• _Texte à lire_:
|---|
Et bien, je pensais que si l'on se repose trop sur les faits historiques quand est jeune, on finit par brider son imagination. Par exemple, maître Misteru Yokoyarna*, qui dessine maintenant des manga historiques, n'a-t-il pas écrit Tetsujin 28* ou Babel Il*, à ses débuts ? Il y a également maître (Shotaro) Ishinomori* qui se consacre récemment beaucoup aux mangas basés sur la recherche, mais il a créé entre autres Cyborg 009*... C'est pourquoi, avant de faire des mangas de cette sorte, je veux lancer des défis à mon imagination pendant que je suis jeune. Les mangas historiques, j'en ferai quand je prendrai de l'âge, vous voyez.
Vous vous êtes basé sur votre imagination pour créer l'univers de Berserk, mais avez-vous eu des sources d'inspiration ?
Oh oui, beaucoup ! Pour les films, Hellraiser** et Le Nom de la rose**, par exemple. J'ai aussi toujours beaucoup aimé Escher*. Bon, je pense que les gens qui lisent Berserk savent déjà tout ça... J'ai aussi incorporé des éléments des Contes de Grimm.
Avez-vous créé ce monde dans son ensemble, de manière structurée, quand votre imagination s'est mise en marche ?
Oh, il faut vraiment que je fasse ça, un de ces jours (rires). Je n'en ai jusqu'ici qu'une vision encore vague.
Et qu'en est-il de l'étendue de cet univers ? Jusqu'au moment où Griffith devient enfin un God Hand, c'était le monde des humains qui était au centre de l'histoire, mais, comment dire, à partir de là, on a l'impression que des monstres peuvent apparaître n'importe quand. On peut même se demander si vous allez faire apparaître Dieu et le Diable ?
|---|
• _Objectif 1_: Recopiez sans modification les lignes du listing, en commençant par la ligne qui contient "radio-account[interactable]: Account: [421, 217, 483, 233]" et en poursuivant jusqu'à la ligne qui contient "convert-button-label: Convert: [34, 42, 80, 58]", ces deux lignes comprises.

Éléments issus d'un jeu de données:
|---|
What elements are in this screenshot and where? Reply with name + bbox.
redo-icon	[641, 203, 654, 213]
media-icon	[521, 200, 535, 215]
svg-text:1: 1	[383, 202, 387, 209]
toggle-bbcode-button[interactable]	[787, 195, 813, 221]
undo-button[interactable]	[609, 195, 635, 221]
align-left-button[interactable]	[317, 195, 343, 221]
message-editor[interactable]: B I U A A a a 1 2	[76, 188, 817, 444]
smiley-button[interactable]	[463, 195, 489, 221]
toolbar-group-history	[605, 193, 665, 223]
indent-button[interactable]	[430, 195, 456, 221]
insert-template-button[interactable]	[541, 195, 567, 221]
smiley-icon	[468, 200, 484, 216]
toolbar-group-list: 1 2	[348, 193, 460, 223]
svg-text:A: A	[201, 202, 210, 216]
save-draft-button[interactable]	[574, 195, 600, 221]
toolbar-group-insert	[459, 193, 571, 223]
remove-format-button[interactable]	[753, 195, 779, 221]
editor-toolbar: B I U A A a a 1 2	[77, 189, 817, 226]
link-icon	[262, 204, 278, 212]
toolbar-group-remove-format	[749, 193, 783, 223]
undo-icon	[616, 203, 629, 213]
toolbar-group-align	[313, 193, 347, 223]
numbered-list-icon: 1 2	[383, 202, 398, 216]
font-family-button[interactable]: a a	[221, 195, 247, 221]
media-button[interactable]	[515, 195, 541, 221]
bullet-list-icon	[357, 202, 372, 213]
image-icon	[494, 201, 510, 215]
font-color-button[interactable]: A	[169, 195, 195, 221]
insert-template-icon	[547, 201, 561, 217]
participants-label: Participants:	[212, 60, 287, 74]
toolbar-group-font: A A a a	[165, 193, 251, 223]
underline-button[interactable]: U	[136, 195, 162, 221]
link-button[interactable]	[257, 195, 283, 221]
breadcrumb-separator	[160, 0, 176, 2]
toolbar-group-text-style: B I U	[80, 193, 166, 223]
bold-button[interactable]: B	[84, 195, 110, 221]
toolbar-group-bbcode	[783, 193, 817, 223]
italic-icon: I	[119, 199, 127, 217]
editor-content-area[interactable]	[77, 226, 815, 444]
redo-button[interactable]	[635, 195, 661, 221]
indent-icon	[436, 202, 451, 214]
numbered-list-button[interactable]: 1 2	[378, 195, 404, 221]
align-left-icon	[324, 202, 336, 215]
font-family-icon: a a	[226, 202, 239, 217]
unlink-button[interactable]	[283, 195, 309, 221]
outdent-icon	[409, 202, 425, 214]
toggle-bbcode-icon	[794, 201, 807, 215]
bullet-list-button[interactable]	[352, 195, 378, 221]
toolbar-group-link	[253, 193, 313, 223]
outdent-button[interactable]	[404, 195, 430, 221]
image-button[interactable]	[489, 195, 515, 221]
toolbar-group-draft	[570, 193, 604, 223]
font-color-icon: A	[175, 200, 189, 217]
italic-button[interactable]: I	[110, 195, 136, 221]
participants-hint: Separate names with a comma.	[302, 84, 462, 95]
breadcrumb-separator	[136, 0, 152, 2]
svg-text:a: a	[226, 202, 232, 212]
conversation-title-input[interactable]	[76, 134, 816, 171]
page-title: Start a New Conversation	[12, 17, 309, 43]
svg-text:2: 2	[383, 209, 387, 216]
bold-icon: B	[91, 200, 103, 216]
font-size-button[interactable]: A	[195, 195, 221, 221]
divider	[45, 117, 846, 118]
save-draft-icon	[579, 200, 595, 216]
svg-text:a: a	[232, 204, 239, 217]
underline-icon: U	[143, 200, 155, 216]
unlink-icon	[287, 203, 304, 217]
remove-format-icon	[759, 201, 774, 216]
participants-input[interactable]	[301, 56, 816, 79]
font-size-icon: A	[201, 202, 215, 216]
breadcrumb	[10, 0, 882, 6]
|---|
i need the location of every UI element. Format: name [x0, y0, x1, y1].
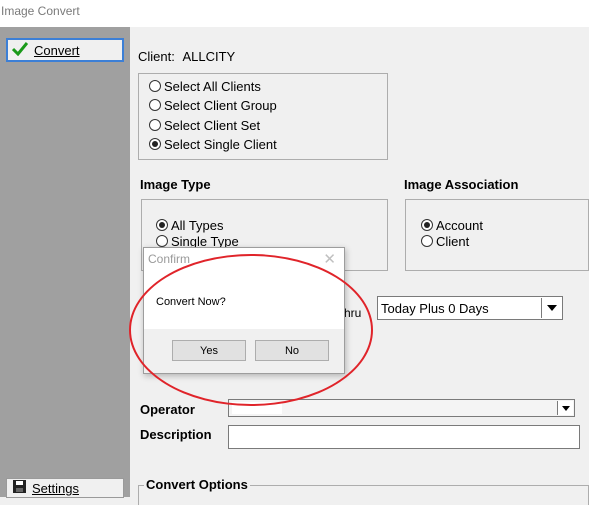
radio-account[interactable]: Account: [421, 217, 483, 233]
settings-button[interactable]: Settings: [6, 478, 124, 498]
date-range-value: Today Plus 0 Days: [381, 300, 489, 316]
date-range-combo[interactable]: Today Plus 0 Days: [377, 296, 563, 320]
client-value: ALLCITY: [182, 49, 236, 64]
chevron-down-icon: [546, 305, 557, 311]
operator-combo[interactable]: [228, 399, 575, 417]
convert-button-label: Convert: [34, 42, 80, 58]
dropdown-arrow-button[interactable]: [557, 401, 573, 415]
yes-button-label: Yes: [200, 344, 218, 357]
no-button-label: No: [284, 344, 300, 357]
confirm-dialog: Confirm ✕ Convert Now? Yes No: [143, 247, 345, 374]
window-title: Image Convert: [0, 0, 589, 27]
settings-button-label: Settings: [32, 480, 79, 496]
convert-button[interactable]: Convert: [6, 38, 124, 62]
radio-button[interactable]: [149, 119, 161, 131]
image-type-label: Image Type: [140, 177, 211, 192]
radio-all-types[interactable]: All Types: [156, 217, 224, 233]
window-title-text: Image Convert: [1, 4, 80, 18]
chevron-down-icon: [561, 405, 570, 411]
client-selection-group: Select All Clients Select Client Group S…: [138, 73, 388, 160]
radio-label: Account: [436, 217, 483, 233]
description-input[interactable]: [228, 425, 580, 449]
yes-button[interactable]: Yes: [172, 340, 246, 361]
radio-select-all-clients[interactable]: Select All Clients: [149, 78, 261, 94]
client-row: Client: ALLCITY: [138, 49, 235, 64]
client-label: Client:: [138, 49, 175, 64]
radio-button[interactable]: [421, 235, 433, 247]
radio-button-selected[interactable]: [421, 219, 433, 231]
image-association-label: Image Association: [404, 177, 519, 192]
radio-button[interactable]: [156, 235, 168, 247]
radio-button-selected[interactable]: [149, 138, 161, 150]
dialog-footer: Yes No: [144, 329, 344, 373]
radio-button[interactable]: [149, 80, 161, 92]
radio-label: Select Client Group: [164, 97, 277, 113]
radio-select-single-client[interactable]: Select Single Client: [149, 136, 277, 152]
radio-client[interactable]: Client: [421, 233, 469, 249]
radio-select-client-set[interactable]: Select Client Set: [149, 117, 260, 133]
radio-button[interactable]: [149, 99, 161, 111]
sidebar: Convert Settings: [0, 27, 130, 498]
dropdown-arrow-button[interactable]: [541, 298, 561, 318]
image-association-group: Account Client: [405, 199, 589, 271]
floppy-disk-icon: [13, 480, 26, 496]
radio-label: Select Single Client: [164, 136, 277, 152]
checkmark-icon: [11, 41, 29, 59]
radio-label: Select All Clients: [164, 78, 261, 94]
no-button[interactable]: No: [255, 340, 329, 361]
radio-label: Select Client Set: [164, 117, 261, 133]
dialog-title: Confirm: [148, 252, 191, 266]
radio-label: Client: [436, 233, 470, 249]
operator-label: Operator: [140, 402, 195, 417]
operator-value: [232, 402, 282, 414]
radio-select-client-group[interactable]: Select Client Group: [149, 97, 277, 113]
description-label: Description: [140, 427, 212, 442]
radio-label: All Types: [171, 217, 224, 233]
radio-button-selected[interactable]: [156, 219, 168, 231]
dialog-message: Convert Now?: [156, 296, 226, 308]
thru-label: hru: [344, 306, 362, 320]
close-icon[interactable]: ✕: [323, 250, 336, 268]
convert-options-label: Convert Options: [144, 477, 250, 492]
|---|
• _Objectif 2_: Reproduisez fidèlement le passage de l'entretien sur Berserk, en commençant par "Oh oui, beaucoup" et en poursuivant jusqu'à "Contes de Grimm.".

• _Résultat obtenu 1_:
radio-account[interactable]: Account: [421, 217, 483, 233]
settings-button[interactable]: Settings: [6, 478, 124, 498]
date-range-value: Today Plus 0 Days: [381, 300, 489, 316]
date-range-combo[interactable]: Today Plus 0 Days: [377, 296, 563, 320]
client-value: ALLCITY: [182, 49, 236, 64]
chevron-down-icon: [546, 305, 557, 311]
operator-combo[interactable]: [228, 399, 575, 417]
convert-button-label: Convert: [34, 42, 80, 58]

• _Résultat obtenu 2_:
Oh oui, beaucoup ! Pour les films, Hellraiser** et Le Nom de la rose**, par exemple. J'ai aussi toujours beaucoup aimé Escher*. Bon, je pense que les gens qui lisent Berserk savent déjà tout ça... J'ai aussi incorporé des éléments des Contes de Grimm.